[Saved data entries]
● ● ● ●

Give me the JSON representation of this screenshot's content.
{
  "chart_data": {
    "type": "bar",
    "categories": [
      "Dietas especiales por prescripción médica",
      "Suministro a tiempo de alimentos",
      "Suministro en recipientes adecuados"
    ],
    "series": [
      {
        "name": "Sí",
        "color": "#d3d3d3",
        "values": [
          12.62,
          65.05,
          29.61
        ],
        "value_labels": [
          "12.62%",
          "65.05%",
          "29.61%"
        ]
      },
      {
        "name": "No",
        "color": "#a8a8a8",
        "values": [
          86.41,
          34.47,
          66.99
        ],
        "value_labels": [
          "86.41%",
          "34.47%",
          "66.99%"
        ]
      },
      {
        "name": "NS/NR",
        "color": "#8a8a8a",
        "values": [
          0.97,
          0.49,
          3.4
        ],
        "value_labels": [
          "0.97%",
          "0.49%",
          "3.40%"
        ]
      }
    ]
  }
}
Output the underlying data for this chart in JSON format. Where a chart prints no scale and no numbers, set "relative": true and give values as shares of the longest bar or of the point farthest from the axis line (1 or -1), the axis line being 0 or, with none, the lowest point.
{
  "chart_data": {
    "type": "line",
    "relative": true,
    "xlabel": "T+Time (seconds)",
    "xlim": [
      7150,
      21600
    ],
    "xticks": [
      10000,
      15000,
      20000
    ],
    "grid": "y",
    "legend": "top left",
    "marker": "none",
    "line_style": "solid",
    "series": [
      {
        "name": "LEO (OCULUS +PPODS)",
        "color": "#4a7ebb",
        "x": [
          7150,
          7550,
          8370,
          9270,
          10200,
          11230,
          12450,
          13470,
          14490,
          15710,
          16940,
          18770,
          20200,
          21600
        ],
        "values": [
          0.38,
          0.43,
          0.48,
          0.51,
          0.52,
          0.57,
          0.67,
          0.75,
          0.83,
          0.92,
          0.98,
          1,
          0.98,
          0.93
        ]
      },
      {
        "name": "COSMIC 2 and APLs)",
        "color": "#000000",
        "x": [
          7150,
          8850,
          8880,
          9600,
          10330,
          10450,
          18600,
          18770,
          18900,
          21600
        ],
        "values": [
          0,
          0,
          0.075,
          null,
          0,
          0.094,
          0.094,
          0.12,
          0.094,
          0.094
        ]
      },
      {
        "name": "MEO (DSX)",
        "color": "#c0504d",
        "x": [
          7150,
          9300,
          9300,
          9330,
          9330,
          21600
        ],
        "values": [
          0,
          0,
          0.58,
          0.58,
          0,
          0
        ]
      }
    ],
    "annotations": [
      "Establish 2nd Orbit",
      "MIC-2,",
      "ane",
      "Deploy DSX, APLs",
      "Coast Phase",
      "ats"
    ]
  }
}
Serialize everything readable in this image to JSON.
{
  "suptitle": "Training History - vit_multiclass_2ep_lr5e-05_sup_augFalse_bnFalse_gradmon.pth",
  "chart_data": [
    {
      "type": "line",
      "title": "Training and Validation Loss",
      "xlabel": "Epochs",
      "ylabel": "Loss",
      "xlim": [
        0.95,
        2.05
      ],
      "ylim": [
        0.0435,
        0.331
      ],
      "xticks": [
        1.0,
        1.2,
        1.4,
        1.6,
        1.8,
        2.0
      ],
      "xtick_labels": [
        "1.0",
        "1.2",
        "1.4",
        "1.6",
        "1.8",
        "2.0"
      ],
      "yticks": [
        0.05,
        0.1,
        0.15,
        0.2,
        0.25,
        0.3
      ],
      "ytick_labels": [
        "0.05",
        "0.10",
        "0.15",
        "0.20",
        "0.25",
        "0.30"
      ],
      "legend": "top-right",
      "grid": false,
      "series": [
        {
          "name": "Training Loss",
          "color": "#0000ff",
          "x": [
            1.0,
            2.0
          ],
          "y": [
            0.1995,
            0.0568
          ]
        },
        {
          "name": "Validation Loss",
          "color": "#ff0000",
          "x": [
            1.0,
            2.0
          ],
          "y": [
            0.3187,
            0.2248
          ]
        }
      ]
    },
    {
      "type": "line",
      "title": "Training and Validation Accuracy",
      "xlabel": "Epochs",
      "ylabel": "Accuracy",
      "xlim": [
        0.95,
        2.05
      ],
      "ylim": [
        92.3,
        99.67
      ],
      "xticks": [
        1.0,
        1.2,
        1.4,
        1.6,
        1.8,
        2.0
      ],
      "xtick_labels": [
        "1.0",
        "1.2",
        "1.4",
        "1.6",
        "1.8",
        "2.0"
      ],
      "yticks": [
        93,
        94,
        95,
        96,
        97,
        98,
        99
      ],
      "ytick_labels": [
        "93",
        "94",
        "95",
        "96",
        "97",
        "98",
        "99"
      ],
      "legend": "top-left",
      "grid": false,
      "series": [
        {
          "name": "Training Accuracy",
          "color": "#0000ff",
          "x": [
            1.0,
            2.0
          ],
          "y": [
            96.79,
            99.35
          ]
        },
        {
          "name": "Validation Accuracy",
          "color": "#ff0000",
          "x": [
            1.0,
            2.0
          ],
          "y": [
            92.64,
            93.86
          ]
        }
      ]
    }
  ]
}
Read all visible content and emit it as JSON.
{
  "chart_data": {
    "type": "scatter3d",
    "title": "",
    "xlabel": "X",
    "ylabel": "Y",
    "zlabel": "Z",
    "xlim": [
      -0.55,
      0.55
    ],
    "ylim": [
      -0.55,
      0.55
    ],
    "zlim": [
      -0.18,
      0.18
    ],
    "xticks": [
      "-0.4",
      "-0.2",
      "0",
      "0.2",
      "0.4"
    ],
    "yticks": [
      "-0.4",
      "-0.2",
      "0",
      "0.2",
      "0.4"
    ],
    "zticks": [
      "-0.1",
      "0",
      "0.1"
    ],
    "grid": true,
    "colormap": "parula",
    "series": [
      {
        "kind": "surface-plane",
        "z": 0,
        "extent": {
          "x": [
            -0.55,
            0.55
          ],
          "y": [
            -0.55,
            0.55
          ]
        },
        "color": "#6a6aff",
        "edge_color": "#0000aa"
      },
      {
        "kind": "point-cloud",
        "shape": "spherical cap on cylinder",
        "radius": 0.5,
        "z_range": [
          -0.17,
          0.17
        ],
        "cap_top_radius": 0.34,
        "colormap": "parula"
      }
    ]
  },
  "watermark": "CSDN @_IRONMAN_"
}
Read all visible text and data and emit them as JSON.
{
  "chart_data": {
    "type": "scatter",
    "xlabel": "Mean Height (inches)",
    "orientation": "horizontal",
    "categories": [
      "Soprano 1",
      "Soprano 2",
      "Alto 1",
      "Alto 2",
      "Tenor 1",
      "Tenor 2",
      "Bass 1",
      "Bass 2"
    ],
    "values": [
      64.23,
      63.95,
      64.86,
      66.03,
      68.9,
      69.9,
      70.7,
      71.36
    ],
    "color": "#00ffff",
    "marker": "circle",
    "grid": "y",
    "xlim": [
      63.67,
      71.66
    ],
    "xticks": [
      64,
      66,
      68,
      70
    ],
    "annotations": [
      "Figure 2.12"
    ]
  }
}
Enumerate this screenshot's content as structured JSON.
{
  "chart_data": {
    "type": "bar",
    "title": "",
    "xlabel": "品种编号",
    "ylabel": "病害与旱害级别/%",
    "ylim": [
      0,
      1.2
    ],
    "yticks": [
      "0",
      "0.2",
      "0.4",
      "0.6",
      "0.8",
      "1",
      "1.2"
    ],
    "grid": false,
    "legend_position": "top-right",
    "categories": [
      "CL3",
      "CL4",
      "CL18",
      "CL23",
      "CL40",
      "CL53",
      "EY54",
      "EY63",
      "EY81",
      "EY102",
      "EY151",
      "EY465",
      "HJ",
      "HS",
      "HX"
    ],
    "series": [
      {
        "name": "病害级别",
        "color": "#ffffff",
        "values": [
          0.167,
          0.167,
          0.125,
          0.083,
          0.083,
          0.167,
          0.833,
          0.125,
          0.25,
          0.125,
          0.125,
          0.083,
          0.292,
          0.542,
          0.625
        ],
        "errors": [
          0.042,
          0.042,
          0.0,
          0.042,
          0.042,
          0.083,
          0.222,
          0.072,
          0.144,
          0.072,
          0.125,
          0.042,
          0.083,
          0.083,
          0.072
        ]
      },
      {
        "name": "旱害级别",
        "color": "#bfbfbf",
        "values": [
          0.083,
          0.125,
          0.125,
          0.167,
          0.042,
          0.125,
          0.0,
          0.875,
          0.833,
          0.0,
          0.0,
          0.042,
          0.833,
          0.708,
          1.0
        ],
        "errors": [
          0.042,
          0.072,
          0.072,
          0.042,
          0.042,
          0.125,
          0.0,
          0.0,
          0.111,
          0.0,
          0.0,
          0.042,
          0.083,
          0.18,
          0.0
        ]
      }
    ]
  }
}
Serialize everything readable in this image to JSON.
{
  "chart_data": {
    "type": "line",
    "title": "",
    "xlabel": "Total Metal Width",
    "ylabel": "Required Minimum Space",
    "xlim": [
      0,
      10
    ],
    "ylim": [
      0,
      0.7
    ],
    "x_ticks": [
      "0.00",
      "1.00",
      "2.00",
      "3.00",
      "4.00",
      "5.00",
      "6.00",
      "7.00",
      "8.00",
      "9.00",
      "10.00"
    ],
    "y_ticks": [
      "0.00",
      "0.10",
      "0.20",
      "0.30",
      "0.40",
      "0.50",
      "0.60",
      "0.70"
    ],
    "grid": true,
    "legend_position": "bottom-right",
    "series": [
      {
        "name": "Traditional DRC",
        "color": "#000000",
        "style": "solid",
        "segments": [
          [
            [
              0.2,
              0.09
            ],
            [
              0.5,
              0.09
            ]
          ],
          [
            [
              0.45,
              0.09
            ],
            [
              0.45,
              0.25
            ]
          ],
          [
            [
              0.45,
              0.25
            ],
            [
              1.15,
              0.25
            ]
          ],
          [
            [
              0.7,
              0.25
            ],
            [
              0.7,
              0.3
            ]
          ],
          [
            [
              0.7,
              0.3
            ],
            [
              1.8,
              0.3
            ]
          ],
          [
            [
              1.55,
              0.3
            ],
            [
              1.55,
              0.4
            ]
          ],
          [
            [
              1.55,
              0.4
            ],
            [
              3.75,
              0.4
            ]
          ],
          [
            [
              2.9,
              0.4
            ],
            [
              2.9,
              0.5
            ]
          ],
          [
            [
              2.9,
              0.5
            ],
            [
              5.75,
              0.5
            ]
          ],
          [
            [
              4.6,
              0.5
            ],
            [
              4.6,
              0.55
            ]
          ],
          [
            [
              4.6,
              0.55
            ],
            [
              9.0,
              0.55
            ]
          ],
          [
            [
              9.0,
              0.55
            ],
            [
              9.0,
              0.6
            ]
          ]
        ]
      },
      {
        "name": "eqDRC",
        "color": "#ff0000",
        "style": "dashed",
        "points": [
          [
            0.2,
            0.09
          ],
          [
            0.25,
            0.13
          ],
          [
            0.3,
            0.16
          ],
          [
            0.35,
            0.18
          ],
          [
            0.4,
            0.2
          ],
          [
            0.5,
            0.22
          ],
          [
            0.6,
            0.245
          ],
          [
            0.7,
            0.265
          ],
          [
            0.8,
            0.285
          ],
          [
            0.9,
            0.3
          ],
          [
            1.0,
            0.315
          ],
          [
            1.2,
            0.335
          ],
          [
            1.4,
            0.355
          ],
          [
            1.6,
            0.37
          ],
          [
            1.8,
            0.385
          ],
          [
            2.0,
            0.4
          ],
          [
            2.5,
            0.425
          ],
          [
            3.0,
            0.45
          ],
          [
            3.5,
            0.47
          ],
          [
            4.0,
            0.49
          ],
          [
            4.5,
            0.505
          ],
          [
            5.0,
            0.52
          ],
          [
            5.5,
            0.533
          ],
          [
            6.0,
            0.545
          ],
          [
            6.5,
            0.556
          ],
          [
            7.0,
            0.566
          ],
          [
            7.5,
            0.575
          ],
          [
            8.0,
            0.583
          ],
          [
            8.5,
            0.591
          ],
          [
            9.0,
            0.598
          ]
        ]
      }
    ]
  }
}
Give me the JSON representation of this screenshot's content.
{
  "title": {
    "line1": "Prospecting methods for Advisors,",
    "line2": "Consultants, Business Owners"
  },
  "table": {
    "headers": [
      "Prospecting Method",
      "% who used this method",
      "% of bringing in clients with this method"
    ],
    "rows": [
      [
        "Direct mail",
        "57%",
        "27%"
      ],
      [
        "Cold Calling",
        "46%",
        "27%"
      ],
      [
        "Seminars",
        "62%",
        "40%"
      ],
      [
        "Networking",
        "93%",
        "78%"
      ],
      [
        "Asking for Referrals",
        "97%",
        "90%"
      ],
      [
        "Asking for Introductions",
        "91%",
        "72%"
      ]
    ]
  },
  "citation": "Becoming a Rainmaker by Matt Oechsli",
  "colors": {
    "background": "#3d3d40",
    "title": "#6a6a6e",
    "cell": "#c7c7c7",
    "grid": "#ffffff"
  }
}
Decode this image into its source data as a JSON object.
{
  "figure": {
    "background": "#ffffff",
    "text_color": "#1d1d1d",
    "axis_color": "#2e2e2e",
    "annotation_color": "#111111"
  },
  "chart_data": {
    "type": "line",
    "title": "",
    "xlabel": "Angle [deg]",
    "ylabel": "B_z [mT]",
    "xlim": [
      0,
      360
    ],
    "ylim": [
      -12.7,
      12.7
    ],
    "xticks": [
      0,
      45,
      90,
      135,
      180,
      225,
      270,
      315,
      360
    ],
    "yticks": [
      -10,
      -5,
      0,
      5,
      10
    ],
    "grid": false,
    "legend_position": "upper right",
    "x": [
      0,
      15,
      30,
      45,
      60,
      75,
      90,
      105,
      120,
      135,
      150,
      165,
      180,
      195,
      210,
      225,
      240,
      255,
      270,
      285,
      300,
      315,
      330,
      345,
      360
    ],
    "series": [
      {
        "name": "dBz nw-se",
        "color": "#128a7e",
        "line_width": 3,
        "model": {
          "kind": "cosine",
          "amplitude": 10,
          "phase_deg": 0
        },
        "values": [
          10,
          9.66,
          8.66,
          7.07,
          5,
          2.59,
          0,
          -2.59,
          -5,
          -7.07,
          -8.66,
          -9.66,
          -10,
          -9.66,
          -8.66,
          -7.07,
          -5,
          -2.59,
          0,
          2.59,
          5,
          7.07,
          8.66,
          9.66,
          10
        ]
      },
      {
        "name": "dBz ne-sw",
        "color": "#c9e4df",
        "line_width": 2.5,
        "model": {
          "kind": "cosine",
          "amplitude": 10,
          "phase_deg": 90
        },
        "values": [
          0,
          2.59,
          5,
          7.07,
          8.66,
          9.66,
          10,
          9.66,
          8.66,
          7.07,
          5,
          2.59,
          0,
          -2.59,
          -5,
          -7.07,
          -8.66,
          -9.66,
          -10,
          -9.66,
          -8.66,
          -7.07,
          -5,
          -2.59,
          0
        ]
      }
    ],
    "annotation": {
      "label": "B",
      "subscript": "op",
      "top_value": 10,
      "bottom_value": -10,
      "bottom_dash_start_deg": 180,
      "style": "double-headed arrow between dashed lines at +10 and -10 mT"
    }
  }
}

● ● ● ●

• **Objective**
Pick every line with "emit" in it and copy it.

• **Solution to the problem**
Read all visible content and emit it as JSON.
Read all visible text and data and emit them as JSON.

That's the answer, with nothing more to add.